%%
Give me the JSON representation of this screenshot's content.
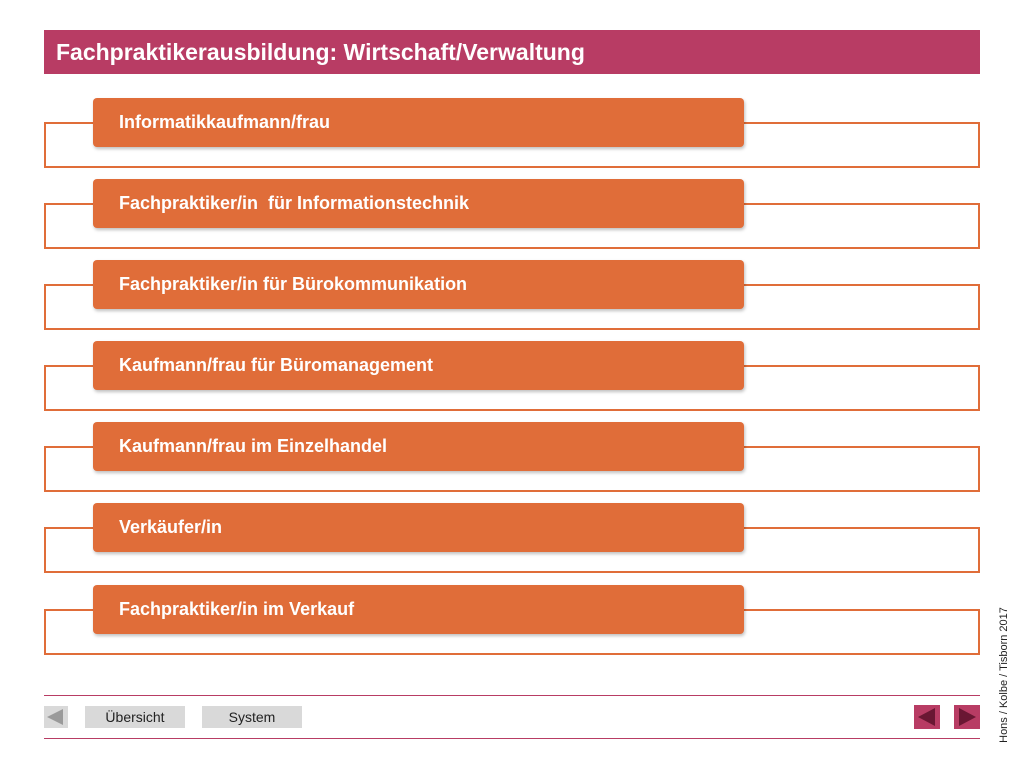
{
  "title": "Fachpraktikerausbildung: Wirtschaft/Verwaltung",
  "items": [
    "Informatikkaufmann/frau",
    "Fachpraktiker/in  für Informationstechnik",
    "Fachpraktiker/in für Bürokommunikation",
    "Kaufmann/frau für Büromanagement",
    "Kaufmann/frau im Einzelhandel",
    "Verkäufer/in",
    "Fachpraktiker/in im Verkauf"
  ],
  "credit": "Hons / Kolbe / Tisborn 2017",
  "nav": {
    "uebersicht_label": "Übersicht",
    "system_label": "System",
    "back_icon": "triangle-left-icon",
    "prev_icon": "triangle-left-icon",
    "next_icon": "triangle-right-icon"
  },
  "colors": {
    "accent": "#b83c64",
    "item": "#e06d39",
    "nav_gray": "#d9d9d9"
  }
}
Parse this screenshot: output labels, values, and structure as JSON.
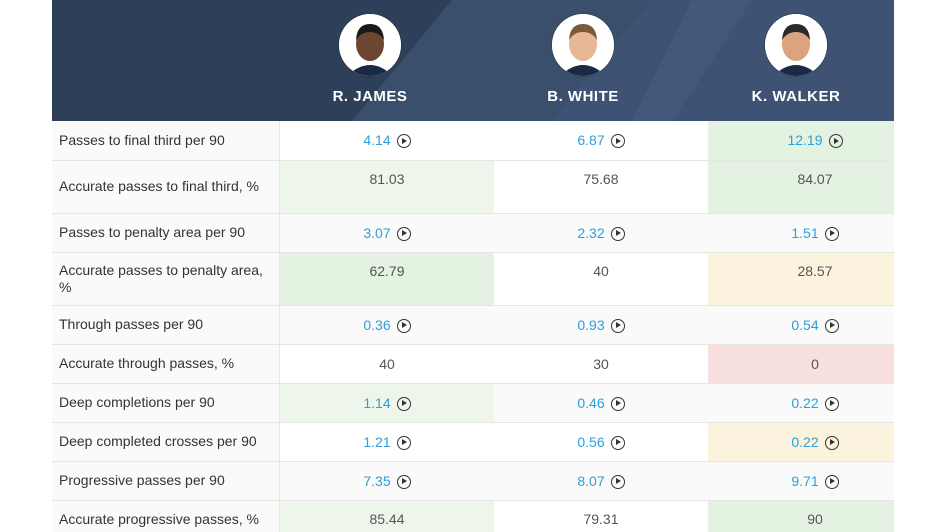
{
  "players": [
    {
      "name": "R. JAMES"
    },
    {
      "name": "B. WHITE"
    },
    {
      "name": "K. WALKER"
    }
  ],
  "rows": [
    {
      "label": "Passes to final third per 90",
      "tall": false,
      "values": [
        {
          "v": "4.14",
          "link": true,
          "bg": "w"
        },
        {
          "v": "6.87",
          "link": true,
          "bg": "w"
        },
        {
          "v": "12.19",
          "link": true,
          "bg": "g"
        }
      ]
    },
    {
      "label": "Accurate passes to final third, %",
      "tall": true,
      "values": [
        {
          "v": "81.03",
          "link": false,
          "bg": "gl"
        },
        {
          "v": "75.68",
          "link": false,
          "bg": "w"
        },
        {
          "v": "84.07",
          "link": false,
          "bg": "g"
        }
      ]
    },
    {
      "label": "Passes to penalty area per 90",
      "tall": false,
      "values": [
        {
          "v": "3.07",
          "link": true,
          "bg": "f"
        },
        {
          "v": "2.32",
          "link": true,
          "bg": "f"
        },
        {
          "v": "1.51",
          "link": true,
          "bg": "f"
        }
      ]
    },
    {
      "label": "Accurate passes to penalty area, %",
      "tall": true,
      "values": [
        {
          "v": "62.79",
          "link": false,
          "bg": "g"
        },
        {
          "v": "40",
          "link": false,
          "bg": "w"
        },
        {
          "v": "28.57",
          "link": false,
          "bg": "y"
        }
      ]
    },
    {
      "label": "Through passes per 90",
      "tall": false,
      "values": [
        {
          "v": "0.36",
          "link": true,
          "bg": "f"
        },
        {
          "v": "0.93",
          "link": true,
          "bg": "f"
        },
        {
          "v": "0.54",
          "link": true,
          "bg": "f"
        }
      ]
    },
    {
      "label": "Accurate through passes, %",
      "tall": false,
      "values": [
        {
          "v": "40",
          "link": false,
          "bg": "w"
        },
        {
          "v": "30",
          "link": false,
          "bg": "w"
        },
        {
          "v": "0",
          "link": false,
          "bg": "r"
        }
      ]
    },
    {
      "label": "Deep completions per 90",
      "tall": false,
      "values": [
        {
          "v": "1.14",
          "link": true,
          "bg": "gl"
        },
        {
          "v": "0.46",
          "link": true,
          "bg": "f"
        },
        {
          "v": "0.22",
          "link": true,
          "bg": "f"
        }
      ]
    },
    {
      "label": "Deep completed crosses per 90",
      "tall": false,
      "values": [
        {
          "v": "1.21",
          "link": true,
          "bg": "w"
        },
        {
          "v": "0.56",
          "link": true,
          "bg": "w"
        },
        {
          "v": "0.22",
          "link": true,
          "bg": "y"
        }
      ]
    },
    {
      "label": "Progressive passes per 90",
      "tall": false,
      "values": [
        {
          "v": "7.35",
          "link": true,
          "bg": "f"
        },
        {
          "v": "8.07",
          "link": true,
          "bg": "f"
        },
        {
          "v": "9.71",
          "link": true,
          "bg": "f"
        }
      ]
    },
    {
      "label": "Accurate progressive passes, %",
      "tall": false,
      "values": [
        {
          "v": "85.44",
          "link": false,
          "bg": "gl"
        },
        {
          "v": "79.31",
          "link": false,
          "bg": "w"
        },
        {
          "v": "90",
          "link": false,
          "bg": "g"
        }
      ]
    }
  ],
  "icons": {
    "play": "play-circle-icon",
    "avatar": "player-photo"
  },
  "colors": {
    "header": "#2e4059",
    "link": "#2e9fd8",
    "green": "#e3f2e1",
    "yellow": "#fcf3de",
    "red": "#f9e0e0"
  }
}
%%
Of the lines in the material, how many include "penalty"? Respond with the number alone.

OUTPUT OF THE TASK =
2